[Stored data]
>> begin

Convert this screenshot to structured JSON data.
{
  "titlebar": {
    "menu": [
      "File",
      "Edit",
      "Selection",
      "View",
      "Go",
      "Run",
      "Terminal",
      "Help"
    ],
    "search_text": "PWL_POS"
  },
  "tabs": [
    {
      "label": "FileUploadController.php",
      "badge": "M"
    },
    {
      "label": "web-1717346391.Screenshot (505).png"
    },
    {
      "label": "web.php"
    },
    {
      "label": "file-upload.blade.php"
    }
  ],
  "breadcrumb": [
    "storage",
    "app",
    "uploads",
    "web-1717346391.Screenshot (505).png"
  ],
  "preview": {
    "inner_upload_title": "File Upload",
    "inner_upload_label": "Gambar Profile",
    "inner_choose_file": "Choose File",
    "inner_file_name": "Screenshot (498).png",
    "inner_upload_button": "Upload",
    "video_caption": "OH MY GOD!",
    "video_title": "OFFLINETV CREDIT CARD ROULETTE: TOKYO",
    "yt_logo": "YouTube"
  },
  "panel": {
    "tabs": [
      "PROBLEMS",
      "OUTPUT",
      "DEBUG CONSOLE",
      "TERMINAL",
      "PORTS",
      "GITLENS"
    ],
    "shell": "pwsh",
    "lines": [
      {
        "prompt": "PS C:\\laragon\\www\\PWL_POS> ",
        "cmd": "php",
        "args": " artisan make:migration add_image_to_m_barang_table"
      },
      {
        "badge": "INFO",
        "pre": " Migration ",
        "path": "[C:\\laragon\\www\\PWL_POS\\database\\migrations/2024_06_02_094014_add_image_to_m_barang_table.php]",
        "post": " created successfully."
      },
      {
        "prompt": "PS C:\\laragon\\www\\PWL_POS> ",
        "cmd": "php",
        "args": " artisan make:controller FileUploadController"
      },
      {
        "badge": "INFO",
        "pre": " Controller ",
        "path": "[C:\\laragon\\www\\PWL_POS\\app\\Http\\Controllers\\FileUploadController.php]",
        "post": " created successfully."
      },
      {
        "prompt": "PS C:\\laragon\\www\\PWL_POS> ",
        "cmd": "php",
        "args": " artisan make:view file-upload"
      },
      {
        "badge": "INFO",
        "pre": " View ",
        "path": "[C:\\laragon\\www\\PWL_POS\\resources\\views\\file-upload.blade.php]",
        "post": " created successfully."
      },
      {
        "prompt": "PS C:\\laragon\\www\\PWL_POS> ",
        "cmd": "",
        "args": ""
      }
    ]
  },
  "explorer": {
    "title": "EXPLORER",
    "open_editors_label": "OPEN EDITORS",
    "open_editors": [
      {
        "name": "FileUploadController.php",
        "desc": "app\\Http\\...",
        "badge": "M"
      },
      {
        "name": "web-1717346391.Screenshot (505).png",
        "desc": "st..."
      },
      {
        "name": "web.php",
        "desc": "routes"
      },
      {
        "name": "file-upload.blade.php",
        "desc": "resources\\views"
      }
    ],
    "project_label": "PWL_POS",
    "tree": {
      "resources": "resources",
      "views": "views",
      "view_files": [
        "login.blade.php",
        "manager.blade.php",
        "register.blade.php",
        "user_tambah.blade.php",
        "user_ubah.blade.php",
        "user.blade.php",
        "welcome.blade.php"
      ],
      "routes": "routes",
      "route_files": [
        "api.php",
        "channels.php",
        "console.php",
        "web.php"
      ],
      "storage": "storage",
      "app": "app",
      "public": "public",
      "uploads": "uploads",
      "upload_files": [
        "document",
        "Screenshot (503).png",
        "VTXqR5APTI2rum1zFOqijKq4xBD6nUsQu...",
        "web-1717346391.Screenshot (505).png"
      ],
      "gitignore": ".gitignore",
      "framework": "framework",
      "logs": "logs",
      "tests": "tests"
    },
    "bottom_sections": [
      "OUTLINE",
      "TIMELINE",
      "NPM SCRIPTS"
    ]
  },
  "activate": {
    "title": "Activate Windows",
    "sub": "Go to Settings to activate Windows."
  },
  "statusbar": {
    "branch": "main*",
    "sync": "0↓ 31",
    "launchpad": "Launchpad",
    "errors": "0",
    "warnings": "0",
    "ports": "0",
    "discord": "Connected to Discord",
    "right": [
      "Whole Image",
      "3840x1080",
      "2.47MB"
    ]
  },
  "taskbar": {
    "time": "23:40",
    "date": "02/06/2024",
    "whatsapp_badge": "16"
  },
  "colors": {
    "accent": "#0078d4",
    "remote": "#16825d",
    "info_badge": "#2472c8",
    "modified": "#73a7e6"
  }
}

>> end

### [Directions]
Recite the full listing above exactly.

### [Result of this exercise]
Convert this screenshot to structured JSON data.
{
  "titlebar": {
    "menu": [
      "File",
      "Edit",
      "Selection",
      "View",
      "Go",
      "Run",
      "Terminal",
      "Help"
    ],
    "search_text": "PWL_POS"
  },
  "tabs": [
    {
      "label": "FileUploadController.php",
      "badge": "M"
    },
    {
      "label": "web-1717346391.Screenshot (505).png"
    },
    {
      "label": "web.php"
    },
    {
      "label": "file-upload.blade.php"
    }
  ],
  "breadcrumb": [
    "storage",
    "app",
    "uploads",
    "web-1717346391.Screenshot (505).png"
  ],
  "preview": {
    "inner_upload_title": "File Upload",
    "inner_upload_label": "Gambar Profile",
    "inner_choose_file": "Choose File",
    "inner_file_name": "Screenshot (498).png",
    "inner_upload_button": "Upload",
    "video_caption": "OH MY GOD!",
    "video_title": "OFFLINETV CREDIT CARD ROULETTE: TOKYO",
    "yt_logo": "YouTube"
  },
  "panel": {
    "tabs": [
      "PROBLEMS",
      "OUTPUT",
      "DEBUG CONSOLE",
      "TERMINAL",
      "PORTS",
      "GITLENS"
    ],
    "shell": "pwsh",
    "lines": [
      {
        "prompt": "PS C:\\laragon\\www\\PWL_POS> ",
        "cmd": "php",
        "args": " artisan make:migration add_image_to_m_barang_table"
      },
      {
        "badge": "INFO",
        "pre": " Migration ",
        "path": "[C:\\laragon\\www\\PWL_POS\\database\\migrations/2024_06_02_094014_add_image_to_m_barang_table.php]",
        "post": " created successfully."
      },
      {
        "prompt": "PS C:\\laragon\\www\\PWL_POS> ",
        "cmd": "php",
        "args": " artisan make:controller FileUploadController"
      },
      {
        "badge": "INFO",
        "pre": " Controller ",
        "path": "[C:\\laragon\\www\\PWL_POS\\app\\Http\\Controllers\\FileUploadController.php]",
        "post": " created successfully."
      },
      {
        "prompt": "PS C:\\laragon\\www\\PWL_POS> ",
        "cmd": "php",
        "args": " artisan make:view file-upload"
      },
      {
        "badge": "INFO",
        "pre": " View ",
        "path": "[C:\\laragon\\www\\PWL_POS\\resources\\views\\file-upload.blade.php]",
        "post": " created successfully."
      },
      {
        "prompt": "PS C:\\laragon\\www\\PWL_POS> ",
        "cmd": "",
        "args": ""
      }
    ]
  },
  "explorer": {
    "title": "EXPLORER",
    "open_editors_label": "OPEN EDITORS",
    "open_editors": [
      {
        "name": "FileUploadController.php",
        "desc": "app\\Http\\...",
        "badge": "M"
      },
      {
        "name": "web-1717346391.Screenshot (505).png",
        "desc": "st..."
      },
      {
        "name": "web.php",
        "desc": "routes"
      },
      {
        "name": "file-upload.blade.php",
        "desc": "resources\\views"
      }
    ],
    "project_label": "PWL_POS",
    "tree": {
      "resources": "resources",
      "views": "views",
      "view_files": [
        "login.blade.php",
        "manager.blade.php",
        "register.blade.php",
        "user_tambah.blade.php",
        "user_ubah.blade.php",
        "user.blade.php",
        "welcome.blade.php"
      ],
      "routes": "routes",
      "route_files": [
        "api.php",
        "channels.php",
        "console.php",
        "web.php"
      ],
      "storage": "storage",
      "app": "app",
      "public": "public",
      "uploads": "uploads",
      "upload_files": [
        "document",
        "Screenshot (503).png",
        "VTXqR5APTI2rum1zFOqijKq4xBD6nUsQu...",
        "web-1717346391.Screenshot (505).png"
      ],
      "gitignore": ".gitignore",
      "framework": "framework",
      "logs": "logs",
      "tests": "tests"
    },
    "bottom_sections": [
      "OUTLINE",
      "TIMELINE",
      "NPM SCRIPTS"
    ]
  },
  "activate": {
    "title": "Activate Windows",
    "sub": "Go to Settings to activate Windows."
  },
  "statusbar": {
    "branch": "main*",
    "sync": "0↓ 31",
    "launchpad": "Launchpad",
    "errors": "0",
    "warnings": "0",
    "ports": "0",
    "discord": "Connected to Discord",
    "right": [
      "Whole Image",
      "3840x1080",
      "2.47MB"
    ]
  },
  "taskbar": {
    "time": "23:40",
    "date": "02/06/2024",
    "whatsapp_badge": "16"
  },
  "colors": {
    "accent": "#0078d4",
    "remote": "#16825d",
    "info_badge": "#2472c8",
    "modified": "#73a7e6"
  }
}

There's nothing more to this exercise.